Search the data below for the string "Transition". Extract every line that contains it.

"""

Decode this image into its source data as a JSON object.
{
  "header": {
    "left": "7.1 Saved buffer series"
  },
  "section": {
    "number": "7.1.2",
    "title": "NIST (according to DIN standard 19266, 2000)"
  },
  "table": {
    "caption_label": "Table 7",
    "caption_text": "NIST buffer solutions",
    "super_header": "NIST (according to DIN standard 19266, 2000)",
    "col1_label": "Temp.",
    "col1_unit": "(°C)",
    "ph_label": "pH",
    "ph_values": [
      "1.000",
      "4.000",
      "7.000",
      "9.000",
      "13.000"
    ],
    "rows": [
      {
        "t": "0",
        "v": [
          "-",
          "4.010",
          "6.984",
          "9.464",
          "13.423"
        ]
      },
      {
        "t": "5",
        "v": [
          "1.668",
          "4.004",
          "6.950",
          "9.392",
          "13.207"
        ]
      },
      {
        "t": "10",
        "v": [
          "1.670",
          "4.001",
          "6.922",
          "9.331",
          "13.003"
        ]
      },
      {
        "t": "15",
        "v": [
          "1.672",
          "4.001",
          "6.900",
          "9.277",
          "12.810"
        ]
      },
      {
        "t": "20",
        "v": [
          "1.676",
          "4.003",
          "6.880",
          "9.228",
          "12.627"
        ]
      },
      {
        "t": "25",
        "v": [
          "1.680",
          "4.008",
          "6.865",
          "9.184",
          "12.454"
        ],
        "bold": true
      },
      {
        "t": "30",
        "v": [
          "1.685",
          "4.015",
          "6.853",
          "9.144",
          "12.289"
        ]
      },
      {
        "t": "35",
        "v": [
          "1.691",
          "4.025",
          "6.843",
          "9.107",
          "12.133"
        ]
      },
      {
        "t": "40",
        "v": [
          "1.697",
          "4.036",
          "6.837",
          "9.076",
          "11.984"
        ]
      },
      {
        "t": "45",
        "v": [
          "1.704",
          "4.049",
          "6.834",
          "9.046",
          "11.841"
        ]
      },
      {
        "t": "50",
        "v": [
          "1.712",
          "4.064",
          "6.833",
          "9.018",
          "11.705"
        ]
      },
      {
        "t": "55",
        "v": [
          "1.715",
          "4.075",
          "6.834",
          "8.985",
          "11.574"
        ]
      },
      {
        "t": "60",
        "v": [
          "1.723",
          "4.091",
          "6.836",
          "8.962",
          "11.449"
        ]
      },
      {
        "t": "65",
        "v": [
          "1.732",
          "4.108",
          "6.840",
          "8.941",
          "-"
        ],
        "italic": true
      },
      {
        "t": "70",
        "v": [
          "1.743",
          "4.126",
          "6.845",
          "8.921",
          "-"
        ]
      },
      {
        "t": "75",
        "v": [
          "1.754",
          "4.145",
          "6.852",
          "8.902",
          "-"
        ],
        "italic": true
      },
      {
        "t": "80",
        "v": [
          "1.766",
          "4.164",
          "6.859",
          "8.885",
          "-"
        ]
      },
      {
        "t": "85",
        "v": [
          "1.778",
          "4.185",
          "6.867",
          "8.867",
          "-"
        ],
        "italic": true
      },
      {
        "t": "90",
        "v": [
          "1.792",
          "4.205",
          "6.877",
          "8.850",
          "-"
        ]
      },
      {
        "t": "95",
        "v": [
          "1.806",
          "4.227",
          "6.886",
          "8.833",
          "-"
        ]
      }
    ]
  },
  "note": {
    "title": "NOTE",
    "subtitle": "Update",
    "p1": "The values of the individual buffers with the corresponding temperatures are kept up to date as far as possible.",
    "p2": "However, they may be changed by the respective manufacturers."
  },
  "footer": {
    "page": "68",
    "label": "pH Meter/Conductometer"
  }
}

"""
"""

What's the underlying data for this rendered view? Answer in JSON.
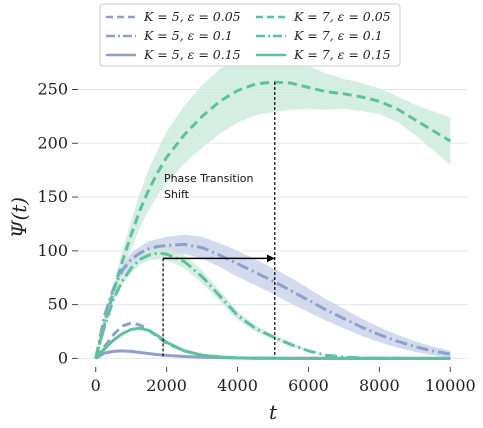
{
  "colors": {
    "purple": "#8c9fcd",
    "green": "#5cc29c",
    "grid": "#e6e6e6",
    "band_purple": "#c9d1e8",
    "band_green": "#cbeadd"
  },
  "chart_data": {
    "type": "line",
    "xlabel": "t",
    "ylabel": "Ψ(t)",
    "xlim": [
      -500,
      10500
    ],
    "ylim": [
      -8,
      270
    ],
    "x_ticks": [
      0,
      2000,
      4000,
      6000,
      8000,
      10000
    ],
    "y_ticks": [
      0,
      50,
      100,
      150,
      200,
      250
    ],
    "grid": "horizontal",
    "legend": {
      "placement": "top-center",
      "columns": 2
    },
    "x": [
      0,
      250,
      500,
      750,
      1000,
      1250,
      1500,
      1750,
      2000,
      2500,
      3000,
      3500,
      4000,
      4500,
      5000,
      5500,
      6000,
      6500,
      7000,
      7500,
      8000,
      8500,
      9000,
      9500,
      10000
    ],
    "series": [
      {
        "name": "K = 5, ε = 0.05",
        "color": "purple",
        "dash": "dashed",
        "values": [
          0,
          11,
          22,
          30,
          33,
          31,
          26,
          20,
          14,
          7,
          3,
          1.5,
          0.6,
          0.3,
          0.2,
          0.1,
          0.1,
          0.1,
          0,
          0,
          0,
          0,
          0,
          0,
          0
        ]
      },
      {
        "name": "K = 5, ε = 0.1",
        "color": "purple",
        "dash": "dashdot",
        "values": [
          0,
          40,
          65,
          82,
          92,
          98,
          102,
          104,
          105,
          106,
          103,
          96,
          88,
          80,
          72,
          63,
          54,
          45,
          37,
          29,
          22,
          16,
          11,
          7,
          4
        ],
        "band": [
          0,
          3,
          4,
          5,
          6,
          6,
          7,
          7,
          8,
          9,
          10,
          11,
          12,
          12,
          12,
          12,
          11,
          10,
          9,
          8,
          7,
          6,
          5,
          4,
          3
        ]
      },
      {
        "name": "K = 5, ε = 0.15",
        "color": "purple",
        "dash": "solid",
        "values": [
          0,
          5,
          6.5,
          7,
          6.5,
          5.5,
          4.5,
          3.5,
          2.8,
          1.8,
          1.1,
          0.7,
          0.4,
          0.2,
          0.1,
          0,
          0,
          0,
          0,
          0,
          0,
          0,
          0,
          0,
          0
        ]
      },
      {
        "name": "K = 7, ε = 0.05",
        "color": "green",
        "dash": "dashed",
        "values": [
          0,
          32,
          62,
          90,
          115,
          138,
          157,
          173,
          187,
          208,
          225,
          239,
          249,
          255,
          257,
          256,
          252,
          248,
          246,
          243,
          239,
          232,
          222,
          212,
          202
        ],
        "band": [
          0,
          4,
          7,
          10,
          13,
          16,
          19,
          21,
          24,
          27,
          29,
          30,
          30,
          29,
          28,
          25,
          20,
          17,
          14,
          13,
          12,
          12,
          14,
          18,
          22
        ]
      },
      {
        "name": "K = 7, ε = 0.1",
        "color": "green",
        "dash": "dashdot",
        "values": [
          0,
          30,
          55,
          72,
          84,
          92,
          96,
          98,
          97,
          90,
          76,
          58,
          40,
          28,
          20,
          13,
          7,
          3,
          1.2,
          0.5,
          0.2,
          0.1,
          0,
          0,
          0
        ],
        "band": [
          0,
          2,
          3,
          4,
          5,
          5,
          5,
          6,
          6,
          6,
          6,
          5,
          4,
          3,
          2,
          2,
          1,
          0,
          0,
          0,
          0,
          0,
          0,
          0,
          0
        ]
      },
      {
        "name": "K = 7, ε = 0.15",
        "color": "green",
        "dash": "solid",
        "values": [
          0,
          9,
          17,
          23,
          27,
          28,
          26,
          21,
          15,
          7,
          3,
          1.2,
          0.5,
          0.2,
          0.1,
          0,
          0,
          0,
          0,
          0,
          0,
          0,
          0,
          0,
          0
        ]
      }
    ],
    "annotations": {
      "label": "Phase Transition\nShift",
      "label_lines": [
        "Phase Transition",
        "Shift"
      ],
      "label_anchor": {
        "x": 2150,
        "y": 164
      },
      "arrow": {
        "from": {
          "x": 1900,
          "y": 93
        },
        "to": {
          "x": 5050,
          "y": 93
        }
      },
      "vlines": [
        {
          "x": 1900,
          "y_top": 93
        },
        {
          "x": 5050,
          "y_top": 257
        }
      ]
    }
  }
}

"""

▶ **Solution below**:
      "label": "Phase Transition\nShift",
        "Phase Transition",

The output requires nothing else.